## EXCERPTED TEXT
GameStop Stock Plummets 40% – Roaring Kitty's Meow Fails to Impress Wall Street

GameStop Stock Plummets 40% – Roaring Kitty's Meow Fails to Impress Wall Street

3 minute read
Published: 6/8/2024

Last Friday, GameStop shares tanked nearly 40%, a drop so steep it made the 2021 meme stock craze feel like fond memories of a college fling. This nosedive coincided with Keith Gill, better known as “Roaring Kitty,” making his grand return to YouTube for his first livestream in three years. Spoiler alert: It was less “Avengers: Endgame” and more “Caddyshack II” in terms of impact.

Gill, whose online antics had previously made GameStop the underdog hero of Wall Street Bets, had his latest effort amount to a resounding thud. Despite over 600,000 starry-eyed viewers tuning into his pep talk, Gill’s livestream failed to ignite the same kind of investor fervor as before. The stock price briefly shot up nearly 50% when Gill teased his return, but reality, like gravity, eventually kicked in (source).

In his livestream, Gill provided a candid caveat: "You could lose it all," he warned, clarifying that his own overly aggressive investment style might not be the best life strategy for everyone else. Whether it was a statement resonating with refreshing honesty or a type of reverse psychology designed to lower expectations, it didn’t result in the anticipated investor stampede.

[Extracted data entries]
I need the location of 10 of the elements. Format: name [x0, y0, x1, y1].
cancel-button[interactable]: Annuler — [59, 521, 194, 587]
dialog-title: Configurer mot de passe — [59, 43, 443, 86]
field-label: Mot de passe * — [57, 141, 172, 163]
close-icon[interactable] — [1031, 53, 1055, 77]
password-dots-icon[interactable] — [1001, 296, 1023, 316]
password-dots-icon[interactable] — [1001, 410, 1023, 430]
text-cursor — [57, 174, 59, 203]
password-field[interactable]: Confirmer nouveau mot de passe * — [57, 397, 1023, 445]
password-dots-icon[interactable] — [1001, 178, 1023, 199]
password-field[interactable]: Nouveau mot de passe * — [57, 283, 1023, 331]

## TASK PROMPT
What is the exact text of the GameStop article from "3 minute read" up to and including "kicked in (source)."? Output it unchanged.

## ANSWER TO THIS PROBLEM
3 minute read
Published: 6/8/2024

Last Friday, GameStop shares tanked nearly 40%, a drop so steep it made the 2021 meme stock craze feel like fond memories of a college fling. This nosedive coincided with Keith Gill, better known as “Roaring Kitty,” making his grand return to YouTube for his first livestream in three years. Spoiler alert: It was less “Avengers: Endgame” and more “Caddyshack II” in terms of impact.

Gill, whose online antics had previously made GameStop the underdog hero of Wall Street Bets, had his latest effort amount to a resounding thud. Despite over 600,000 starry-eyed viewers tuning into his pep talk, Gill’s livestream failed to ignite the same kind of investor fervor as before. The stock price briefly shot up nearly 50% when Gill teased his return, but reality, like gravity, eventually kicked in (source).